*Directions for this task*
Return all lines in the material below that contain "Load".

___

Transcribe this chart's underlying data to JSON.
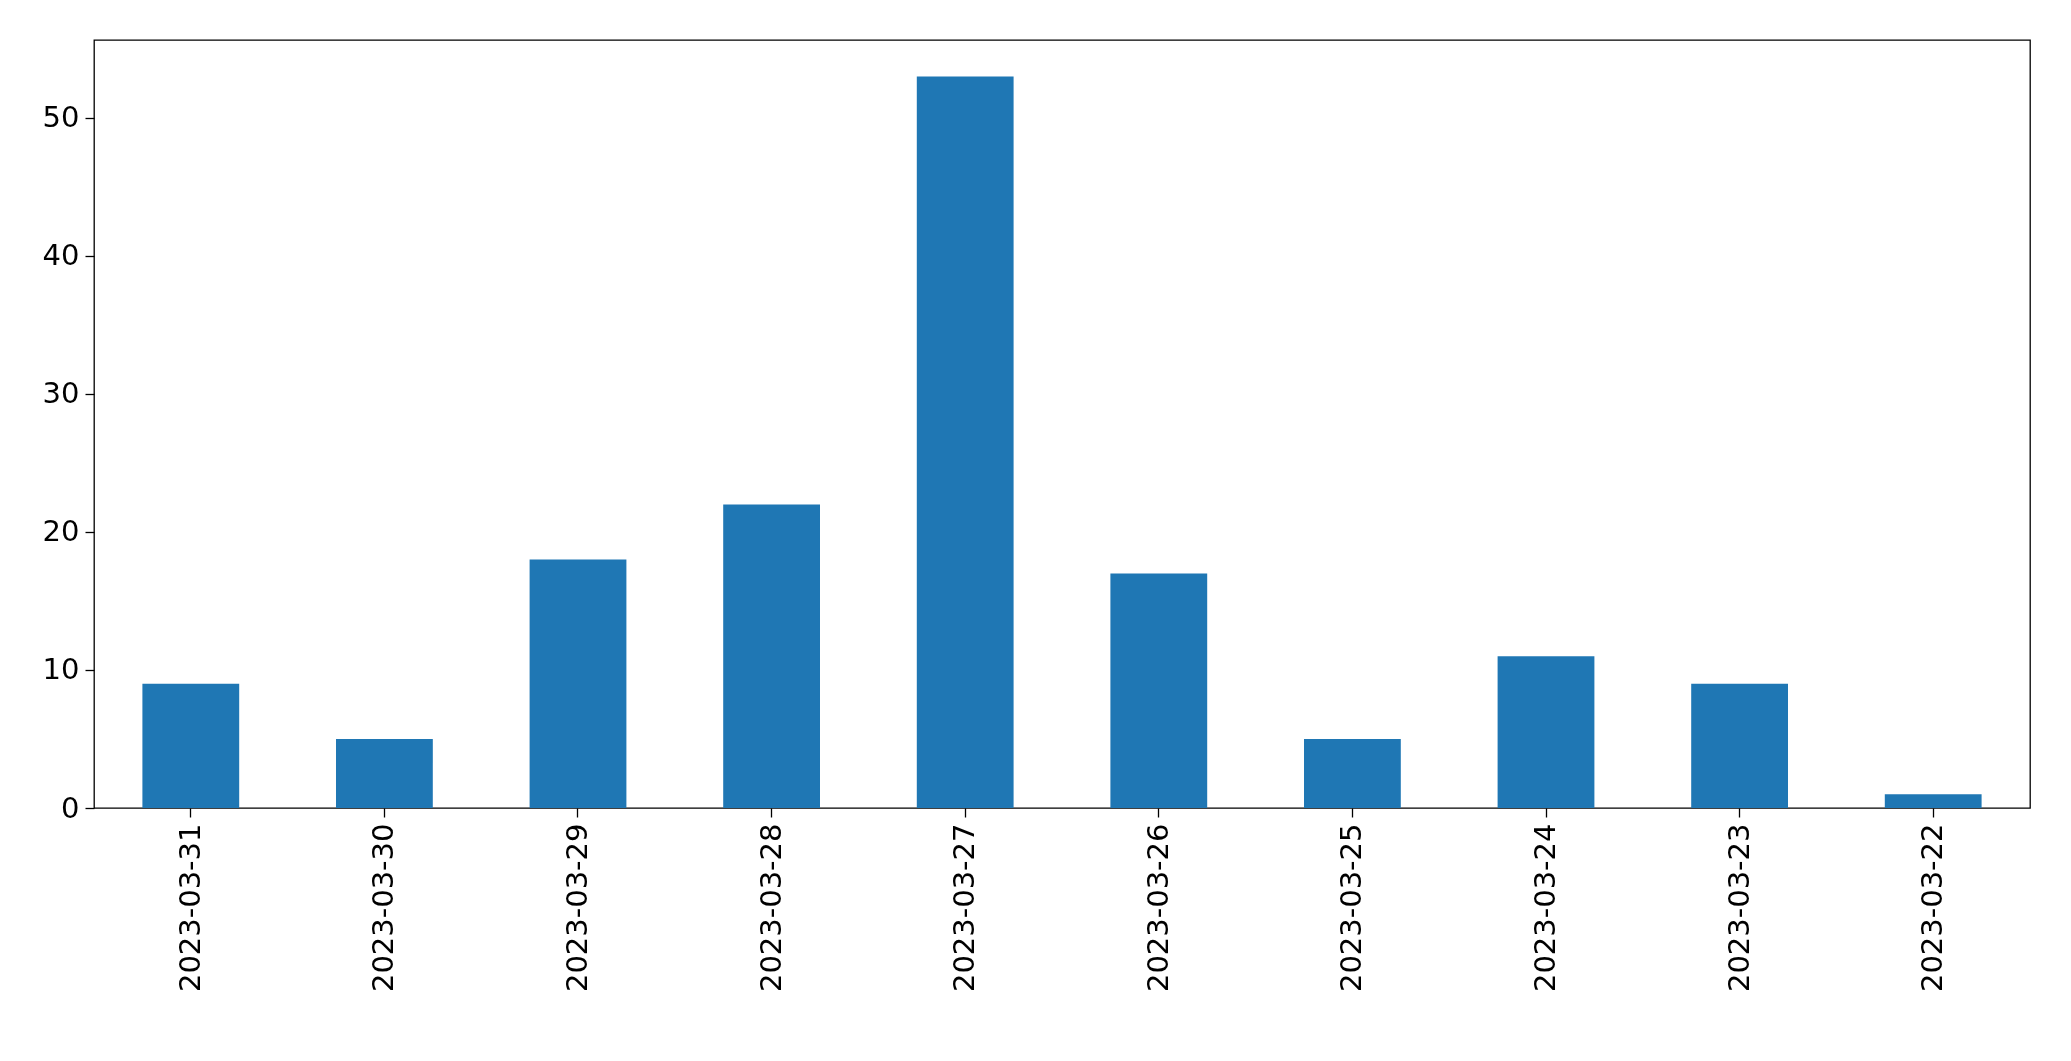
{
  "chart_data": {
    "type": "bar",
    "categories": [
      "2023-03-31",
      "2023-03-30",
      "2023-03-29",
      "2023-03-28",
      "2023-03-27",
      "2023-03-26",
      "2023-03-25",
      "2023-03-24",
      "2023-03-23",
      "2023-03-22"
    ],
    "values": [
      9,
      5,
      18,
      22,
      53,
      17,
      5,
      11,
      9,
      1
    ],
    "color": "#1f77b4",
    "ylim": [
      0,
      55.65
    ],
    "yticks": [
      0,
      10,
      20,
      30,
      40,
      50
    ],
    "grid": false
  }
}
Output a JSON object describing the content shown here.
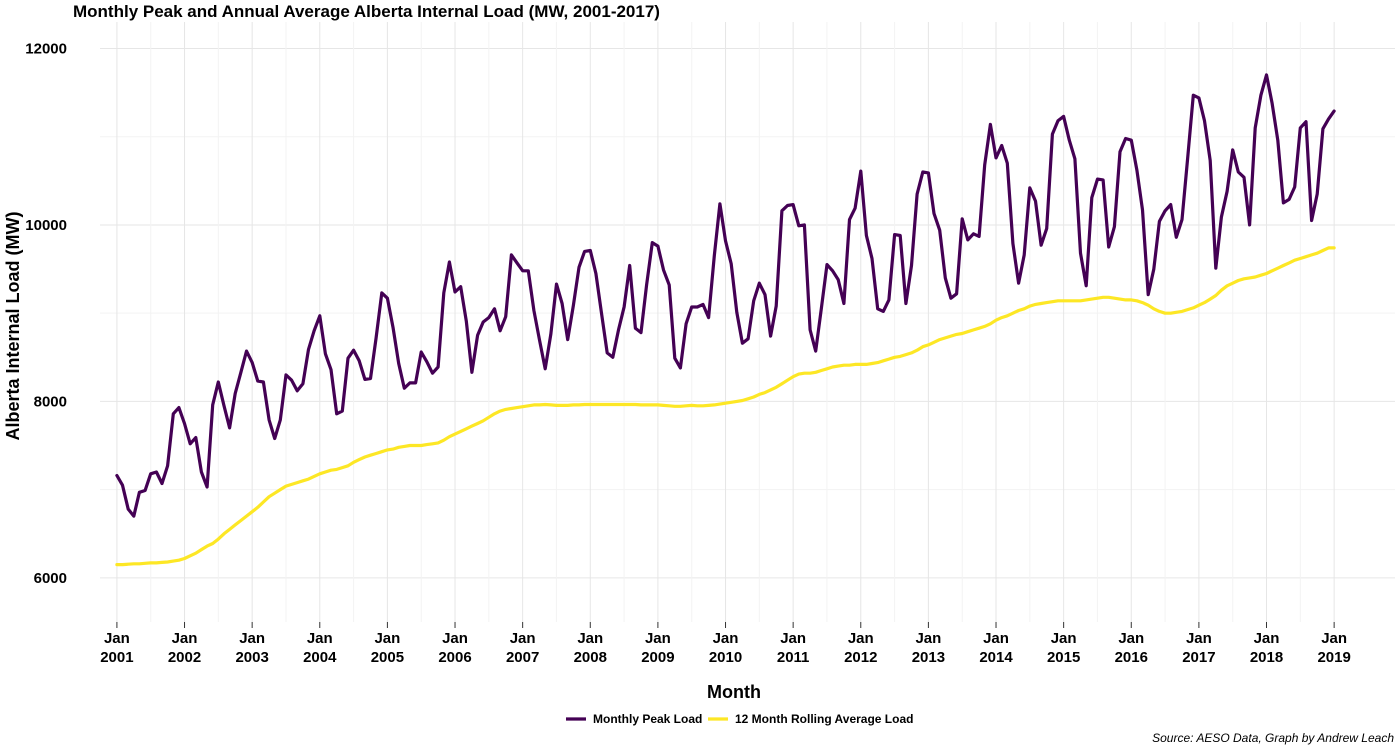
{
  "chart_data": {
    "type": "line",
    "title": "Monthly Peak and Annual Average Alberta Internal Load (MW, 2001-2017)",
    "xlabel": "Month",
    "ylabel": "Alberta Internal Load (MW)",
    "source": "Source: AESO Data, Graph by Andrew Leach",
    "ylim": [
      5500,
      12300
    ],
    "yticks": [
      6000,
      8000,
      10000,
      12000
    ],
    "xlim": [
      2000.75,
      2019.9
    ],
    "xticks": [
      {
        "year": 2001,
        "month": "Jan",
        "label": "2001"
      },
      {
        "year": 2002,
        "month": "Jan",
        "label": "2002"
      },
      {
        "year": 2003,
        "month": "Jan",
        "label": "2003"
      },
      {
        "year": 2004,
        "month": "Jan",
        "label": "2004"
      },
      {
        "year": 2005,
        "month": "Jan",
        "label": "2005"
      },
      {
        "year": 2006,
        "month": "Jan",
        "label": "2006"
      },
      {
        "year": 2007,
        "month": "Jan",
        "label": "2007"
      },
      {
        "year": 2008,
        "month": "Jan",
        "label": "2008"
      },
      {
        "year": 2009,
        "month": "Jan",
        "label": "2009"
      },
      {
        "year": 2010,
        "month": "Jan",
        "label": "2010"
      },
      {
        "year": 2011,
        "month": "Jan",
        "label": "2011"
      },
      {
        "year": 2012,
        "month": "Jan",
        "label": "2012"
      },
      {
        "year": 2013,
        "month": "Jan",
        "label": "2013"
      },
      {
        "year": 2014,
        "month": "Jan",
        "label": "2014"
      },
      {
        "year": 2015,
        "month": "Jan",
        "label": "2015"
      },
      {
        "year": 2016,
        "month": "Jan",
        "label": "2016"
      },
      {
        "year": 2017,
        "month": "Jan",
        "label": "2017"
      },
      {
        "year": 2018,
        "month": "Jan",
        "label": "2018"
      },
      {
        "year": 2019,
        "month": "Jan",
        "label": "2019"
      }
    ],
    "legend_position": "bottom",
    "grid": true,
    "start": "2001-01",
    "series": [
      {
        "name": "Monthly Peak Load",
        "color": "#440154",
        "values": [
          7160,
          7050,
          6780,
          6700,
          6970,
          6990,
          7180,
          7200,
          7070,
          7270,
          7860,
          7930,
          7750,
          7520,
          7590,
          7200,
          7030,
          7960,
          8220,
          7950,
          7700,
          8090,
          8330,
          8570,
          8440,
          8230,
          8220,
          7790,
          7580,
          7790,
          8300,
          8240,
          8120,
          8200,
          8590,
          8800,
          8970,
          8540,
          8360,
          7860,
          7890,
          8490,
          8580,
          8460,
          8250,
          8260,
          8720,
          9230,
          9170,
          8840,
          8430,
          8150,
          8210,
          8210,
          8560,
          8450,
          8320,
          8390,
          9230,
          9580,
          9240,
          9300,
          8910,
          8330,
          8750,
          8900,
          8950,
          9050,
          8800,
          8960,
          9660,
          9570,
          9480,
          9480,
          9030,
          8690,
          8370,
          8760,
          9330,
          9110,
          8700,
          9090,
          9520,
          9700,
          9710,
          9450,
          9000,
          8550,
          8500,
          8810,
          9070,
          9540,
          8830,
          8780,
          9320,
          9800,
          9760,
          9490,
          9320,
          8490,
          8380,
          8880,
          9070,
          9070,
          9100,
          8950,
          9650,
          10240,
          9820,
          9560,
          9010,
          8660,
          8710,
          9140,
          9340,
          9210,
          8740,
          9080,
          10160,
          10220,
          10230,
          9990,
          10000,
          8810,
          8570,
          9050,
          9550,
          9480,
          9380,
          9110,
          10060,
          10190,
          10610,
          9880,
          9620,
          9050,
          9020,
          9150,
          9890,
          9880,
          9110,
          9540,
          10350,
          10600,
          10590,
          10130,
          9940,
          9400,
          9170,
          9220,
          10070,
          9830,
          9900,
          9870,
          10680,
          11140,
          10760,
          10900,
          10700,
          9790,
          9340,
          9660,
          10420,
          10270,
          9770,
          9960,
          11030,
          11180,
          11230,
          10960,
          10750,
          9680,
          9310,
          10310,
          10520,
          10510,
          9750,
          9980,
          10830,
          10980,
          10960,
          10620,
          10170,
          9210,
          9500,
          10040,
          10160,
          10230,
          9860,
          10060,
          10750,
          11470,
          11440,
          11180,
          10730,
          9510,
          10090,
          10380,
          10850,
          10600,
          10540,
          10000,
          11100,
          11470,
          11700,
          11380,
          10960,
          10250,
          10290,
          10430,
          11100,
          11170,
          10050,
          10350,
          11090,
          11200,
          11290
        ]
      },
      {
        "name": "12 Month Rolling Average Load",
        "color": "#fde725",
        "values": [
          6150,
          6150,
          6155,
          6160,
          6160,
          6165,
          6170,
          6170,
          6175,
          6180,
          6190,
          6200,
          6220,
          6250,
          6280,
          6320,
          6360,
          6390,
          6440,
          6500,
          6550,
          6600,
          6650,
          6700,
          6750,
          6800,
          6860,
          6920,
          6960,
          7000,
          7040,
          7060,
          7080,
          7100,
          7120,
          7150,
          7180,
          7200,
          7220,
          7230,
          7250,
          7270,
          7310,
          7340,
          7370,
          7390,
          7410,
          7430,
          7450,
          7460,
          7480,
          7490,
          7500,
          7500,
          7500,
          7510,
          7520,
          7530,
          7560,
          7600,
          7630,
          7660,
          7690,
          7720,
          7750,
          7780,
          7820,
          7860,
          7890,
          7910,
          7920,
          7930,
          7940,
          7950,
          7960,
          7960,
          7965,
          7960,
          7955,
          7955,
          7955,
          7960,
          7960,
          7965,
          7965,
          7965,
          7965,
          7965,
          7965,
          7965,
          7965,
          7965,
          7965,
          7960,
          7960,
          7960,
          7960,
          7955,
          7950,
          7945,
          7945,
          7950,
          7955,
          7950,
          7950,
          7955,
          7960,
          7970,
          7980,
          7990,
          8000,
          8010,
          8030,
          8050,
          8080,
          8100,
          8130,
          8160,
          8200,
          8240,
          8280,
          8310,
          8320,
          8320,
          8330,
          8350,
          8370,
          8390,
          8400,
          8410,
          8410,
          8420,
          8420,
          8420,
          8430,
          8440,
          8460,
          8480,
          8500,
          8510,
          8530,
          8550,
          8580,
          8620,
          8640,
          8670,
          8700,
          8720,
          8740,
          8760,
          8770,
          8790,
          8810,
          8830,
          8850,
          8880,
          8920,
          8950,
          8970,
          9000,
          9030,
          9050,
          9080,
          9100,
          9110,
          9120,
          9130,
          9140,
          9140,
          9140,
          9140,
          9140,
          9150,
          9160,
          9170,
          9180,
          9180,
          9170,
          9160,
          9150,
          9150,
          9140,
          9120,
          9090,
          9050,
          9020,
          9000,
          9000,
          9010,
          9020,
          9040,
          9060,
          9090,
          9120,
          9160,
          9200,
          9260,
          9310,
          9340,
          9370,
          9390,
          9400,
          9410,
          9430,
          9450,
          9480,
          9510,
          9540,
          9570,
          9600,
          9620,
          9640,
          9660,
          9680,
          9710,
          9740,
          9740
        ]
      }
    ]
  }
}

___

*Output for this task*
    "title": "Monthly Peak and Annual Average Alberta Internal Load (MW, 2001-2017)",
    "ylabel": "Alberta Internal Load (MW)",
        "name": "Monthly Peak Load",
        "name": "12 Month Rolling Average Load",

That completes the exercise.